INFORMATION GIVEN.
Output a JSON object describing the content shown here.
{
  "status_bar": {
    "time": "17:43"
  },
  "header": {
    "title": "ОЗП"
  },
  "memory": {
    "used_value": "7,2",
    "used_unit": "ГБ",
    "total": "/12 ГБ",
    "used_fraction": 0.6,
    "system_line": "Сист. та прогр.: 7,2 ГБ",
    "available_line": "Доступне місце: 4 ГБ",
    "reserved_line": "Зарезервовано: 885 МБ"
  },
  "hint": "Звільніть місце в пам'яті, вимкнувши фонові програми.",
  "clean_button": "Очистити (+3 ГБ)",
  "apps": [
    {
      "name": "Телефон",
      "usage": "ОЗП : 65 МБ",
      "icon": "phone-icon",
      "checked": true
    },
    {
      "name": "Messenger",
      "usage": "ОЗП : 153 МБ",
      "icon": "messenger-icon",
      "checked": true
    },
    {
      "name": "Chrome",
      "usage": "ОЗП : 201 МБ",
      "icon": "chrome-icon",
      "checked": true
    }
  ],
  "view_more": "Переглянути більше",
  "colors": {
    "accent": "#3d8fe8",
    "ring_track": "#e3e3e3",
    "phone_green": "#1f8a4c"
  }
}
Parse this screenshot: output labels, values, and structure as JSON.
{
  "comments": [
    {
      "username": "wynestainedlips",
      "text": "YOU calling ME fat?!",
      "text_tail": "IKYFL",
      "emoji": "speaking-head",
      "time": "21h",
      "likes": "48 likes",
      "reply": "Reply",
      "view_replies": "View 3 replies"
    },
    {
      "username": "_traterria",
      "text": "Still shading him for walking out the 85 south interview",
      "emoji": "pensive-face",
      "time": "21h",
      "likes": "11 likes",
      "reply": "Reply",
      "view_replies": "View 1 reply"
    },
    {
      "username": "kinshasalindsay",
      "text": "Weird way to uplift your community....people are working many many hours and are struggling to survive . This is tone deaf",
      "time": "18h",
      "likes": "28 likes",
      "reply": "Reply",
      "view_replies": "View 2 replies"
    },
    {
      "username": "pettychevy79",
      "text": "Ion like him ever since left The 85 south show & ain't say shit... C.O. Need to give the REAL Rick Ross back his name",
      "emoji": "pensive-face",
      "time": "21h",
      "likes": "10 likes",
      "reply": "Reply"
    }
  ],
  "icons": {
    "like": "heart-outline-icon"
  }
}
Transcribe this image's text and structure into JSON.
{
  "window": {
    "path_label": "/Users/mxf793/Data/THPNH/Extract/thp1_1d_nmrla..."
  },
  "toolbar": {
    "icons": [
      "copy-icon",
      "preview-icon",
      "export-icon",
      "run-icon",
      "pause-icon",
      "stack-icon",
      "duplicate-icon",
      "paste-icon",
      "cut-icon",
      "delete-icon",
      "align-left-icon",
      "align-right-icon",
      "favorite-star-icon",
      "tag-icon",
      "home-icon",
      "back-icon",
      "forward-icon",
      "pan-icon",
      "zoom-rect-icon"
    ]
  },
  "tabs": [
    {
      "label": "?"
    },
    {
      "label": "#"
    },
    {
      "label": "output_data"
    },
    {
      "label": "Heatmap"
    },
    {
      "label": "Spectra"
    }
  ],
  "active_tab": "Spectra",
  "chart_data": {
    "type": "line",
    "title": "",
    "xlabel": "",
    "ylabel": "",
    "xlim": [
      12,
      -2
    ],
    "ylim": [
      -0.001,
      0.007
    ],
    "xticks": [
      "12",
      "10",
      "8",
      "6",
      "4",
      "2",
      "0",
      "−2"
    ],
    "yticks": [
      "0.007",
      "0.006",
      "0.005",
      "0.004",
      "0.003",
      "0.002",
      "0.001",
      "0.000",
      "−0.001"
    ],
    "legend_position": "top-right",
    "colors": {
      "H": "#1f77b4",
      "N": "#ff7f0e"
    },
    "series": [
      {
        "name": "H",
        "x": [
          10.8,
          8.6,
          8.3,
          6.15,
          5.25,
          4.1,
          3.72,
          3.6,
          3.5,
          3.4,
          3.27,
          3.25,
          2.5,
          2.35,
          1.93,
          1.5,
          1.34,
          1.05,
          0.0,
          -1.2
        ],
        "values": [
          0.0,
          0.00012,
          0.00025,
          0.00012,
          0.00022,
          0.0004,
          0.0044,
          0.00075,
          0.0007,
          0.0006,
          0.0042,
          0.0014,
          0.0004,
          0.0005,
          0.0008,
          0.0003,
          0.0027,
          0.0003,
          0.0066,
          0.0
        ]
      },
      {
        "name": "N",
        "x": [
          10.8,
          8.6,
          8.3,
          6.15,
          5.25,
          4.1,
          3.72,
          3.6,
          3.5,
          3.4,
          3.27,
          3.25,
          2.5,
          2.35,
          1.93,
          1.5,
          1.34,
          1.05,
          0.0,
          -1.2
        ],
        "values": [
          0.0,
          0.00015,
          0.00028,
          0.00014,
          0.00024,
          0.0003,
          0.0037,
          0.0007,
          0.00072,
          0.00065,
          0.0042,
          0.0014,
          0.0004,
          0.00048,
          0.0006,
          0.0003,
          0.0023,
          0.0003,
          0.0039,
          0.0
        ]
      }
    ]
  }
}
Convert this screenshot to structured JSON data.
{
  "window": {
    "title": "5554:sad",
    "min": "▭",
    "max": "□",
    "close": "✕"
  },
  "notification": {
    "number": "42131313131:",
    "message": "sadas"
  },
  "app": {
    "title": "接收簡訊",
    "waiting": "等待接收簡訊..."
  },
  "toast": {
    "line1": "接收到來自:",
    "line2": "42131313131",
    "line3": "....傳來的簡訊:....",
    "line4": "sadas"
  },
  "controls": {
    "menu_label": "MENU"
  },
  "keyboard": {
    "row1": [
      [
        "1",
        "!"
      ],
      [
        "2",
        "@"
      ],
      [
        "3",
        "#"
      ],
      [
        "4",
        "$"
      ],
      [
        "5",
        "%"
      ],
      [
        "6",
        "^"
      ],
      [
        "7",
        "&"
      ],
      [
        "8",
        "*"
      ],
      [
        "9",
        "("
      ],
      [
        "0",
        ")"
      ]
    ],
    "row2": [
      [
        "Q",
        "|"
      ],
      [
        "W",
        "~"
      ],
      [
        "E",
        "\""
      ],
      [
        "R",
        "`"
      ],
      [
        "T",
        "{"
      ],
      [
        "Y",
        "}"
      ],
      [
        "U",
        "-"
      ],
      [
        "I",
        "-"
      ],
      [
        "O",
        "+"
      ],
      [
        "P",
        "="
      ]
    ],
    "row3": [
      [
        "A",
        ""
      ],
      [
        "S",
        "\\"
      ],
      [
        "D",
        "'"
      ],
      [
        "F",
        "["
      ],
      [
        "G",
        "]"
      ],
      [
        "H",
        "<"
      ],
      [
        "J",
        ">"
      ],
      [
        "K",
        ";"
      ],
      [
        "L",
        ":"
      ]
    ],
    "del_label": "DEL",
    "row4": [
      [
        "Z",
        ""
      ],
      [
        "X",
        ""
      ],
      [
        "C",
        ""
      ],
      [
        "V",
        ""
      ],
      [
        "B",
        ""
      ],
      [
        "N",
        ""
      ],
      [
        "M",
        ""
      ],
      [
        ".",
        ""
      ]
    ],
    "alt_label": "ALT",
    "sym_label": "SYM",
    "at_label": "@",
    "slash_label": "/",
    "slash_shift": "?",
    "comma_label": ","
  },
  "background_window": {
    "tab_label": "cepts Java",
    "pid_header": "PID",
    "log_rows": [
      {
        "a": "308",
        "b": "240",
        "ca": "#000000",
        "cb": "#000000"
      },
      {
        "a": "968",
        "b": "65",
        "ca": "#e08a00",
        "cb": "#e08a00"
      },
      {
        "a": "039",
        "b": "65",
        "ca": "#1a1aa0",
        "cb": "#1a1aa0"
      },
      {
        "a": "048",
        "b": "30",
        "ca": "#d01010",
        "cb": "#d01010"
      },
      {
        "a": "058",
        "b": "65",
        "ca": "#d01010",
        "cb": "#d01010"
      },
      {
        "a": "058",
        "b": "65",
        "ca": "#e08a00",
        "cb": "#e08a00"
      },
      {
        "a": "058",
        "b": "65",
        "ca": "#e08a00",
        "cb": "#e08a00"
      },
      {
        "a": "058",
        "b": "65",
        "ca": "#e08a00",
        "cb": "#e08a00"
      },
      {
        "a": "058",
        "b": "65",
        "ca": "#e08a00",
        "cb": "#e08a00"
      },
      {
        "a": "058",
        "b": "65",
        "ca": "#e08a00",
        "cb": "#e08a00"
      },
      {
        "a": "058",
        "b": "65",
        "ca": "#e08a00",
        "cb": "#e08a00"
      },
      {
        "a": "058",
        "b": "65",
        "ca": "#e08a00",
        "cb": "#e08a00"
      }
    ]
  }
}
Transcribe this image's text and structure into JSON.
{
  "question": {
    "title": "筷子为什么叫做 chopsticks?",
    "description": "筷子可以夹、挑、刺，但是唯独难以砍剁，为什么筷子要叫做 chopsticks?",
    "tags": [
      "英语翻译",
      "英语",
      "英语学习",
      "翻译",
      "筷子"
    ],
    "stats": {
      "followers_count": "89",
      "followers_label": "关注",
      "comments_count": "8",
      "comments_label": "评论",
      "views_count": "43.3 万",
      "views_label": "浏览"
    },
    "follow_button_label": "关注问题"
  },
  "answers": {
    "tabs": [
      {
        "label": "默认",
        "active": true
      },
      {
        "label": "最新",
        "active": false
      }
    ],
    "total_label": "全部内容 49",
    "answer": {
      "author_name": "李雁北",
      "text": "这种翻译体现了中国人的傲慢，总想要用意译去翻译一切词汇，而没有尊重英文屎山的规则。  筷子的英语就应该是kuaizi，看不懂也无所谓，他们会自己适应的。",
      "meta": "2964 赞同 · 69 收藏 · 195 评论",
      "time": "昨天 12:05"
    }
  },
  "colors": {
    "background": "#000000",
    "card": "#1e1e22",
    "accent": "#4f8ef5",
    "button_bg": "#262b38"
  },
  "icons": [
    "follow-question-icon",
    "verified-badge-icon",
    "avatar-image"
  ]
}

TASK GOAL. Copy every line of the listing where the word "chopsticks" appears.

SOLUTION TO THIS TASK.
    "title": "筷子为什么叫做 chopsticks?",
    "description": "筷子可以夹、挑、刺，但是唯独难以砍剁，为什么筷子要叫做 chopsticks?",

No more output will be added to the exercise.